Task statement: In the listing below, locate the lines that hold the string "icon". Copy those lines.

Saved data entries
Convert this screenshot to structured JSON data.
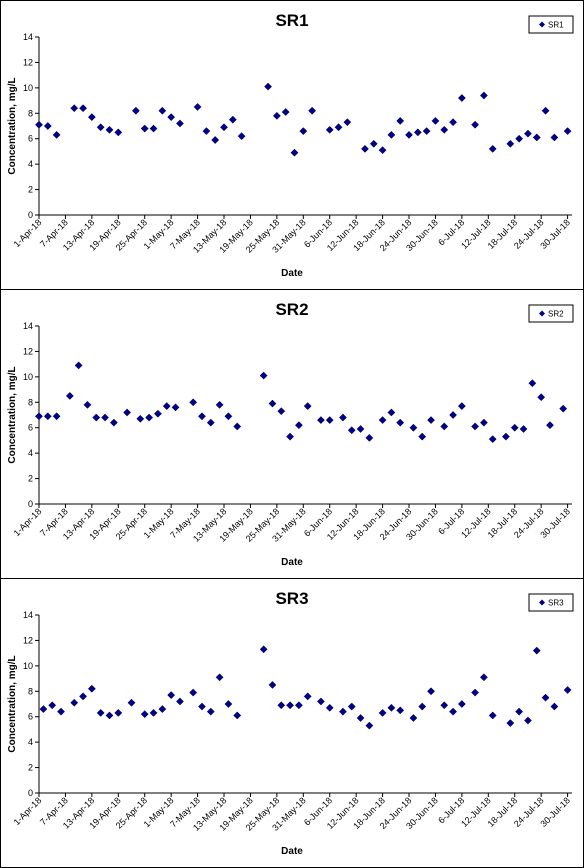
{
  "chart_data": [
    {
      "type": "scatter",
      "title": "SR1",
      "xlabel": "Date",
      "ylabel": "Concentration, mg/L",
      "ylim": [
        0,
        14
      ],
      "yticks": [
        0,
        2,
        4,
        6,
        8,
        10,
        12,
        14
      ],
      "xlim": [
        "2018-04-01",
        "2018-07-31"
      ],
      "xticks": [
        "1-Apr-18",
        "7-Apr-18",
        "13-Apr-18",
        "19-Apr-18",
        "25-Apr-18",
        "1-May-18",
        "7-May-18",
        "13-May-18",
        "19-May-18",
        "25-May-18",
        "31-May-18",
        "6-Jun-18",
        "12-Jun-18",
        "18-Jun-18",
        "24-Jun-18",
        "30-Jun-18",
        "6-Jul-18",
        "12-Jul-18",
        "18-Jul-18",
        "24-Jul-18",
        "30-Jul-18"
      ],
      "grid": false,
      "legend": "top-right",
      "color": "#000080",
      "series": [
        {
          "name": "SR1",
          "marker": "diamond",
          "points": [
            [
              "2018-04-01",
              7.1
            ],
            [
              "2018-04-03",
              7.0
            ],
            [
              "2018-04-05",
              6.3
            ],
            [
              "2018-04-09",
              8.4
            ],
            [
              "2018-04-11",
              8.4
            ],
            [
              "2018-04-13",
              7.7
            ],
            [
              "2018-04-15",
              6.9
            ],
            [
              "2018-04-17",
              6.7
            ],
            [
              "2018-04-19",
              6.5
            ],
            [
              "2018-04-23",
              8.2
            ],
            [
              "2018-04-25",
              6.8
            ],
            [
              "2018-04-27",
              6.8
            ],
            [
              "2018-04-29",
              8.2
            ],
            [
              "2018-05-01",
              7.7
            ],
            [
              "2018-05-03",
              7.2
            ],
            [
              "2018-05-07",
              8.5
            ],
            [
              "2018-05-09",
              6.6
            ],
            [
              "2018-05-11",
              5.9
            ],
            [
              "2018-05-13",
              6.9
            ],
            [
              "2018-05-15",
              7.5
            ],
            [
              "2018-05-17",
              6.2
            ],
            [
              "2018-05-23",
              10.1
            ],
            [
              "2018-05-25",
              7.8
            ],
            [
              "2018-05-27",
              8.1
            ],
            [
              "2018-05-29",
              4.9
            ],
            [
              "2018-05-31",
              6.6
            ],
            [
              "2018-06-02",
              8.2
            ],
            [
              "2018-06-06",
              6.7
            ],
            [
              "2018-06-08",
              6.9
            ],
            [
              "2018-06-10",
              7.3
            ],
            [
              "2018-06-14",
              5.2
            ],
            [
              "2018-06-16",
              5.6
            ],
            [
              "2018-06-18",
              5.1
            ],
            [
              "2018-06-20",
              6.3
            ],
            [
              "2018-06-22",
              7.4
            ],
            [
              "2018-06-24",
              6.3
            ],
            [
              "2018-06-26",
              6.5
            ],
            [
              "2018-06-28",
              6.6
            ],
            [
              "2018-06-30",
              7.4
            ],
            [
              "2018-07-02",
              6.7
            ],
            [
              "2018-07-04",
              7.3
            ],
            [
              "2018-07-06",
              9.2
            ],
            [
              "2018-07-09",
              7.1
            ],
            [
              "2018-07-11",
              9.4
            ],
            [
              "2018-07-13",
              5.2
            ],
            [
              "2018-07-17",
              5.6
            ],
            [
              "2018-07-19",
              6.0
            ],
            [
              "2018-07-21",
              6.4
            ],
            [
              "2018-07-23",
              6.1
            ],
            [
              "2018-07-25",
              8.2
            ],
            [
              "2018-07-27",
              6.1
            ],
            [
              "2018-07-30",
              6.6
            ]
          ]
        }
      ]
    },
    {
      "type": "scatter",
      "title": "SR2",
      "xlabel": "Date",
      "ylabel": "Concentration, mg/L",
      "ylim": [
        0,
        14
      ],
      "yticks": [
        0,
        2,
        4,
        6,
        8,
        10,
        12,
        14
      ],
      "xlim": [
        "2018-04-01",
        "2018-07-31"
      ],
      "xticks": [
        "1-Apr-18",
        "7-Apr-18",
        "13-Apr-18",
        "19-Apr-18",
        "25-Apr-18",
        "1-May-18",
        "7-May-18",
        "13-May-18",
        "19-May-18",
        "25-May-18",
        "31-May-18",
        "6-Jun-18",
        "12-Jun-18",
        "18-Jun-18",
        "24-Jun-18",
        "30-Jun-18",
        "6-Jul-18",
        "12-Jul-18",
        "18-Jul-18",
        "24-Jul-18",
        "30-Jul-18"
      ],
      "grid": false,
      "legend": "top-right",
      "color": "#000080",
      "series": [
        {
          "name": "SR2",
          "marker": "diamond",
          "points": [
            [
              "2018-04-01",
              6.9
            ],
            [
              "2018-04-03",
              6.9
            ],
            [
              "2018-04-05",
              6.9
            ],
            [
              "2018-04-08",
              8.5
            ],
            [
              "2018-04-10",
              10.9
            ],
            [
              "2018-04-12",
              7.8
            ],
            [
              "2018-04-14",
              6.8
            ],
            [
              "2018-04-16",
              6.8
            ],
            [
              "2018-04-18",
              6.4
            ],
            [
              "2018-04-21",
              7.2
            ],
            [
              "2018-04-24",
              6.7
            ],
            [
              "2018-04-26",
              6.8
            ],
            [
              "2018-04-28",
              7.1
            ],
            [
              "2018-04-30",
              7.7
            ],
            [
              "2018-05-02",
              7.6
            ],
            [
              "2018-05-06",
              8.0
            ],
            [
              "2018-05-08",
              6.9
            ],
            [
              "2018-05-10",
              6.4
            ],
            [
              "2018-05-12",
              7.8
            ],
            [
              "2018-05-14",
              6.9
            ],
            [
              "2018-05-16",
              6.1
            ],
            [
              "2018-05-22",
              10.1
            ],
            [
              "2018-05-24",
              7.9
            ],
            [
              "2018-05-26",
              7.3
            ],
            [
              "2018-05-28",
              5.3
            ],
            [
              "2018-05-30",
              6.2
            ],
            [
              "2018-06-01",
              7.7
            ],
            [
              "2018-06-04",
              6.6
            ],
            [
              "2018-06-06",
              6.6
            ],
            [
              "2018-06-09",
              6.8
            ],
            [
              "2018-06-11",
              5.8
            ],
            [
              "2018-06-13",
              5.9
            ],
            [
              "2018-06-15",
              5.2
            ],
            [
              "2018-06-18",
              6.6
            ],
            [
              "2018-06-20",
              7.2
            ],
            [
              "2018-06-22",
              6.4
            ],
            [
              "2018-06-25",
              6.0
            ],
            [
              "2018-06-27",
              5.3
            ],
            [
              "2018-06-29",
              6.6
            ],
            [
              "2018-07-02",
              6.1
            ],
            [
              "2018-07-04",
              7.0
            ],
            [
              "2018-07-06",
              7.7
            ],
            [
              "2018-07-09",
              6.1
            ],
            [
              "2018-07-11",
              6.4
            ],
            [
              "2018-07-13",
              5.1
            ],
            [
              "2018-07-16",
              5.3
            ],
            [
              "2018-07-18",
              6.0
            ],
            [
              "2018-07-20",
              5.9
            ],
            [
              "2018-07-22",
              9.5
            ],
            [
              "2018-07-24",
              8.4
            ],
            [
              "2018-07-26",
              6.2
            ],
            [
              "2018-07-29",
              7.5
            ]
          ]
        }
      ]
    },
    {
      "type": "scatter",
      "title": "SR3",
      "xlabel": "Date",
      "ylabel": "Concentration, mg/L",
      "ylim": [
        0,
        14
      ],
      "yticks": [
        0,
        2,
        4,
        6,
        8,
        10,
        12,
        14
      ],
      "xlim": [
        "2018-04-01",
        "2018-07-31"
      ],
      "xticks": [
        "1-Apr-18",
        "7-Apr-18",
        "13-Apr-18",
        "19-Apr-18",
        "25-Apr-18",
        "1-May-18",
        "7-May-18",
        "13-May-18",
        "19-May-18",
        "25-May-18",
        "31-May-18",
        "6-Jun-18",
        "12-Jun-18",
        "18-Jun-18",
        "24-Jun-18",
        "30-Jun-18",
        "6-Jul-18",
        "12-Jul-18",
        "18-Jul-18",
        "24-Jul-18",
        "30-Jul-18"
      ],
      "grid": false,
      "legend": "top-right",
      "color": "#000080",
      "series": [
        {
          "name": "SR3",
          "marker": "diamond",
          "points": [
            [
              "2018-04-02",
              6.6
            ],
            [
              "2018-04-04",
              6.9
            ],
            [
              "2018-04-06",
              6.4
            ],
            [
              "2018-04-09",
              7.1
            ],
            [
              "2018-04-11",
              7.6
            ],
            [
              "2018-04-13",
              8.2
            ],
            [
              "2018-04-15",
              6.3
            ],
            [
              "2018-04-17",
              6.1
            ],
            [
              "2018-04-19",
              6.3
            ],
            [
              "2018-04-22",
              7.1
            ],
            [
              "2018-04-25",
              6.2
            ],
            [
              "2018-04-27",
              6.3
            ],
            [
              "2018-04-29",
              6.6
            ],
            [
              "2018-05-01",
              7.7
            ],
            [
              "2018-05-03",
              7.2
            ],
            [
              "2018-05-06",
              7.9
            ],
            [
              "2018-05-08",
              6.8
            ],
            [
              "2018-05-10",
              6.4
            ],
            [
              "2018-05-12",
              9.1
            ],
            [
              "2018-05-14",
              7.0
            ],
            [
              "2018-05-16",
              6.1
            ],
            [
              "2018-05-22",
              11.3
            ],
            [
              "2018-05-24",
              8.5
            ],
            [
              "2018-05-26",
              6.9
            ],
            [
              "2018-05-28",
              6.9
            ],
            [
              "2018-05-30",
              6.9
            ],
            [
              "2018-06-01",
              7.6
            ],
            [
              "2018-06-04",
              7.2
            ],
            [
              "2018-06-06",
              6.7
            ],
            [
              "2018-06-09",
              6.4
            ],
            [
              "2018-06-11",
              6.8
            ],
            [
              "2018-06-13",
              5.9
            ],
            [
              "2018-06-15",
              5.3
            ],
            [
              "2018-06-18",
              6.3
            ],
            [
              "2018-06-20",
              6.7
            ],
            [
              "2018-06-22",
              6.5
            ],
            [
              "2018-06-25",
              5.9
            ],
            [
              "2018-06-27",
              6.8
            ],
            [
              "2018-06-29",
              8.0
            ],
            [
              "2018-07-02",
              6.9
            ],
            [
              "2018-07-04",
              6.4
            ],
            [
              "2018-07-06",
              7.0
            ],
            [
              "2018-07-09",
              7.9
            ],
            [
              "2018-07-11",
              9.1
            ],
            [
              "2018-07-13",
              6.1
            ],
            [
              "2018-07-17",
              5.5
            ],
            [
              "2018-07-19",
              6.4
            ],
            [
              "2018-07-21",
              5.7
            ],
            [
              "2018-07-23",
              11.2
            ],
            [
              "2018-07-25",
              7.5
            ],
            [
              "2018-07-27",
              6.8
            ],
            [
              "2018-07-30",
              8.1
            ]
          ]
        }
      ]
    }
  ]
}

--

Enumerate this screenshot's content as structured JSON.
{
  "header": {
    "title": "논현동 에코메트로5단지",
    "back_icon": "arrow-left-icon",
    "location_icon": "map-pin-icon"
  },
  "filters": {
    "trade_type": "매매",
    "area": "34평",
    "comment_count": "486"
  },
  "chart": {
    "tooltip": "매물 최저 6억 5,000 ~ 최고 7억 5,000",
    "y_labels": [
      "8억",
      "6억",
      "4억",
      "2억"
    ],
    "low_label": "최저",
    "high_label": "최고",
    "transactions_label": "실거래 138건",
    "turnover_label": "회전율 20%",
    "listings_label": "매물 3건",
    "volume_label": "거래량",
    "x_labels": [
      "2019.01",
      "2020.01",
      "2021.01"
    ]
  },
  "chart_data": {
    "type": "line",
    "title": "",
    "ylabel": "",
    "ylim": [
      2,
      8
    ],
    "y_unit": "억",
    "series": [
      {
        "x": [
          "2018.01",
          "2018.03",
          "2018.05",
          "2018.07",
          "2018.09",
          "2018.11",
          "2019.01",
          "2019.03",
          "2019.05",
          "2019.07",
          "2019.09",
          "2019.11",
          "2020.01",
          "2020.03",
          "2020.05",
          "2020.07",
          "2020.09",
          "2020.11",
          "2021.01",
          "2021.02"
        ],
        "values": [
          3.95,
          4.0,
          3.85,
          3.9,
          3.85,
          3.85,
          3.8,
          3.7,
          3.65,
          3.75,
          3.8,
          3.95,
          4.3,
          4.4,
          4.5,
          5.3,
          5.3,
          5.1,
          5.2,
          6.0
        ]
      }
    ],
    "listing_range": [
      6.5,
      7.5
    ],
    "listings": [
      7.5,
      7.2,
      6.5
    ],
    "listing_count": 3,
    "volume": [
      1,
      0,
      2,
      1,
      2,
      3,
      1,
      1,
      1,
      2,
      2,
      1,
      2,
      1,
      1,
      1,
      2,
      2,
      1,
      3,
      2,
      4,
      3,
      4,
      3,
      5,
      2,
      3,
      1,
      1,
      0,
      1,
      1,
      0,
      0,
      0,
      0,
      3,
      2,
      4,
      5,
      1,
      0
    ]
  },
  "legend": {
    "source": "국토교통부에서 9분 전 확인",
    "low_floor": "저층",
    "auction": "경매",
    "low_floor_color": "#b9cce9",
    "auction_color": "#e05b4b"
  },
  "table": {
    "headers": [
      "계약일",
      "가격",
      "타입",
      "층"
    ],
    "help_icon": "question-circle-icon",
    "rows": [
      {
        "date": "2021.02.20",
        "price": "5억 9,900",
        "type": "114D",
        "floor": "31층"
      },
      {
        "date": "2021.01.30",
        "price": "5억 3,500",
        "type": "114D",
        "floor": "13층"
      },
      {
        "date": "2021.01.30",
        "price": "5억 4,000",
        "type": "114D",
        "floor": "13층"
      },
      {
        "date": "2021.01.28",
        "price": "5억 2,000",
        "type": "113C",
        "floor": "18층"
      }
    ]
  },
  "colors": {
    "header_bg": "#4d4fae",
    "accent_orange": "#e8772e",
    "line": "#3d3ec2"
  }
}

Full solution:
    "back_icon": "arrow-left-icon",
    "location_icon": "map-pin-icon"
    "help_icon": "question-circle-icon",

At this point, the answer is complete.